_Extrait de page:_
········

La Loi sur la protection du consommateur (LPC) exige que « le prix annoncé », c’est-à-dire le prix initial du billet revendu, soit divulgué avant la conclusion de la vente. Ticketmaster plaide que son site respecte cette disposition de la loi.

Selon des captures d’écran soumises au juge Pierre C. Gagnon à titre d’exemple, la divulgation du prix initial survient à la 15étape du processus d’achat sur 16, soit juste avant d’appuyer sur « Passez la commande ». À cette étape, l’acceptation des frais de service (un pharaonique 338 $ !) et l’inscription du numéro de carte de crédit sont déjà effectuées.

PIÈCE SOUMISE AU TRIBUNAL

Étape d’achat sur le site de Ticketmaster montrant le prix d’origine (350 $) des billets du Canadien

Indiquer plus tôt dans le processus le prix qui est imprimé sur le billet provoquerait de la « confusion » chez les consommateurs, plaide l’importante plateforme de billetterie.

········

_Vos tâches:_
**A.** Recopiez mot pour mot le passage de l'extrait sur Ticketmaster qui commence aux mots « Selon des captures » et se termine après « plateforme de billetterie. ».
**B.** Veuillez relever toutes les expressions placées entre guillemets français dans l'extrait sur Ticketmaster.
**C.** Répondez à ces questions à partir de l'extrait sur Ticketmaster.
(i) Quel est le prix d'origine des billets du Canadien ?
(ii) À quel juge les captures d'écran ont-elles été soumises ?
(iii) Selon la plateforme, que provoquerait chez les consommateurs l'indication plus tôt du prix imprimé sur le billet ?

_Contenu des données:_
········

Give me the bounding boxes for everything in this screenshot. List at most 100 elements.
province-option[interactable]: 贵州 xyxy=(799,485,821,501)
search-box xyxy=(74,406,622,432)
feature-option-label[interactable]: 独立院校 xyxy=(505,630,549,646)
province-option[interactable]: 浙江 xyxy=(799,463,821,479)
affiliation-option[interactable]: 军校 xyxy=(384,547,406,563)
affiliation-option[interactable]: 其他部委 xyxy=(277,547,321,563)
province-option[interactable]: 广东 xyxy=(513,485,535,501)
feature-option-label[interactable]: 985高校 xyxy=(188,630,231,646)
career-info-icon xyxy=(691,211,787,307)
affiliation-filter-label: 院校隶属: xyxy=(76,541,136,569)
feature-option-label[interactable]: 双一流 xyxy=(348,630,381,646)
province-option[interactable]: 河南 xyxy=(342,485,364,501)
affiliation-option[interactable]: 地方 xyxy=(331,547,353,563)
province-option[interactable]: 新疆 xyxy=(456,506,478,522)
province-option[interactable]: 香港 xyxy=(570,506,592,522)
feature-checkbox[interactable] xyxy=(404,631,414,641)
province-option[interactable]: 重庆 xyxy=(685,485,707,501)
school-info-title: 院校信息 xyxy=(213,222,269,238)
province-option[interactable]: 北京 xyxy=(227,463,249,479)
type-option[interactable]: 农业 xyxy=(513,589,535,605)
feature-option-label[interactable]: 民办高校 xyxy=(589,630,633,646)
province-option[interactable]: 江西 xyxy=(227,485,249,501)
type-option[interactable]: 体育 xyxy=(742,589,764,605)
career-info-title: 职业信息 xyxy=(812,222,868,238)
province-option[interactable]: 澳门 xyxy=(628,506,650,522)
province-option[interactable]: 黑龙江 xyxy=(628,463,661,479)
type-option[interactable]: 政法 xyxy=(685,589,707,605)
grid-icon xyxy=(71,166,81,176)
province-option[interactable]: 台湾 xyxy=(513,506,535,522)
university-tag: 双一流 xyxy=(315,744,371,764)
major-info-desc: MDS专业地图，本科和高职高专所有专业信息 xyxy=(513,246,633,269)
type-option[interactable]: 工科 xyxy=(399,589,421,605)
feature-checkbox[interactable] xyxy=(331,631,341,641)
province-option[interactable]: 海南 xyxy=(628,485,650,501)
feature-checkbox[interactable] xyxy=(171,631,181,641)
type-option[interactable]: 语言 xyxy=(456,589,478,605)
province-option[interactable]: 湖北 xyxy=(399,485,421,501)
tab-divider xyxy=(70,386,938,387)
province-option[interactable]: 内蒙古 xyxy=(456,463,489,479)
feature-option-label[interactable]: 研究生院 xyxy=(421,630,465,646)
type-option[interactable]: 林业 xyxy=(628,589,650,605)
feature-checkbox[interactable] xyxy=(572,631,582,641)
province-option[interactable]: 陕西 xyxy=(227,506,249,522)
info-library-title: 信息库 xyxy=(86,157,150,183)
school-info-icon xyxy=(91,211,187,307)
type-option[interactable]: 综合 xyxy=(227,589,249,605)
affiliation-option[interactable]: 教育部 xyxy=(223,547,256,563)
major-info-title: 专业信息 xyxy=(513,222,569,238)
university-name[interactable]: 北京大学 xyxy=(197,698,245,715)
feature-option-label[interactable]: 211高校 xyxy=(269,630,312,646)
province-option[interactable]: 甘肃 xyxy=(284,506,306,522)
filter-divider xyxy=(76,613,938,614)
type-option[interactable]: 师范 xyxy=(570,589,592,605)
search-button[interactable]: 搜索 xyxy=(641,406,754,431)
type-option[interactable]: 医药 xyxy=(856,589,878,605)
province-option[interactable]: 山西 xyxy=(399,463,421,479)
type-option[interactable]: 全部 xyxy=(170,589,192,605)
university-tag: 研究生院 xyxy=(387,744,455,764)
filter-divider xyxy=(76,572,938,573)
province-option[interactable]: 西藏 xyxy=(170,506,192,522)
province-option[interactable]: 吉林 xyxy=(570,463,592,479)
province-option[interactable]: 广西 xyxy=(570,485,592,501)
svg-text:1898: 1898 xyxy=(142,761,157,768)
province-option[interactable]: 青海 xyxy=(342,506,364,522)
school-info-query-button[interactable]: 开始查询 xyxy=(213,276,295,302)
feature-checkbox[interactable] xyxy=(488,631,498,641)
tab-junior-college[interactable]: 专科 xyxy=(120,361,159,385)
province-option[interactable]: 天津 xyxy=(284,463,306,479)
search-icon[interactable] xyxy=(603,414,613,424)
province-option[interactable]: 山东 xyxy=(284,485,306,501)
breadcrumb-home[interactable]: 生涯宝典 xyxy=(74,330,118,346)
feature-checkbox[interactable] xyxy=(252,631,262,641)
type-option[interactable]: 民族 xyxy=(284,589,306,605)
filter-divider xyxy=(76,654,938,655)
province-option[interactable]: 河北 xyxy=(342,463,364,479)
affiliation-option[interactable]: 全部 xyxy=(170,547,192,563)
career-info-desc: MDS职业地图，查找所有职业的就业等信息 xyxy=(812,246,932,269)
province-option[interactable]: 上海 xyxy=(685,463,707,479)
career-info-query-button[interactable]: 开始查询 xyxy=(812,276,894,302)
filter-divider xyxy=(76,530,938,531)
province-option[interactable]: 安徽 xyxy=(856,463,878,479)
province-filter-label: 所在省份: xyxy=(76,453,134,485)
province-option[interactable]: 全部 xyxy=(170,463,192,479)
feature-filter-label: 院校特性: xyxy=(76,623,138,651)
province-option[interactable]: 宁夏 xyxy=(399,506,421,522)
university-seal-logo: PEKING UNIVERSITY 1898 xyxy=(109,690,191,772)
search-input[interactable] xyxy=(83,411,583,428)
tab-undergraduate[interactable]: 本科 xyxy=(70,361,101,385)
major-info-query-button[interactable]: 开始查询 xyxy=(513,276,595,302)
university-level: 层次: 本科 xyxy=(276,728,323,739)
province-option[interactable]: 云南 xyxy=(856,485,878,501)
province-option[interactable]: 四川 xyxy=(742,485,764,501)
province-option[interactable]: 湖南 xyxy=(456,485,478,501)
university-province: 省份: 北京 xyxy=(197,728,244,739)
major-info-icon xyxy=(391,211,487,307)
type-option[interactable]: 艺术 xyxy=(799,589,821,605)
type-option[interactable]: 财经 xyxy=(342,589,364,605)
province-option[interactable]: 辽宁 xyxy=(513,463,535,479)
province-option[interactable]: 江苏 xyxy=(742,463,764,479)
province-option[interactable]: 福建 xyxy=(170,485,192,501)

········

_Corrigé des tâches:_
**A.**
Selon des captures d’écran soumises au juge Pierre C. Gagnon à titre d’exemple, la divulgation du prix initial survient à la 15étape du processus d’achat sur 16, soit juste avant d’appuyer sur « Passez la commande ». À cette étape, l’acceptation des frais de service (un pharaonique 338 $ !) et l’inscription du numéro de carte de crédit sont déjà effectuées.

PIÈCE SOUMISE AU TRIBUNAL

Étape d’achat sur le site de Ticketmaster montrant le prix d’origine (350 $) des billets du Canadien

Indiquer plus tôt dans le processus le prix qui est imprimé sur le billet provoquerait de la « confusion » chez les consommateurs, plaide l’importante plateforme de billetterie.

**B.**
« le prix annoncé »
« Passez la commande »
« confusion »

**C.**
(i) 350 $
(ii) Au juge Pierre C. Gagnon
(iii) De la « confusion »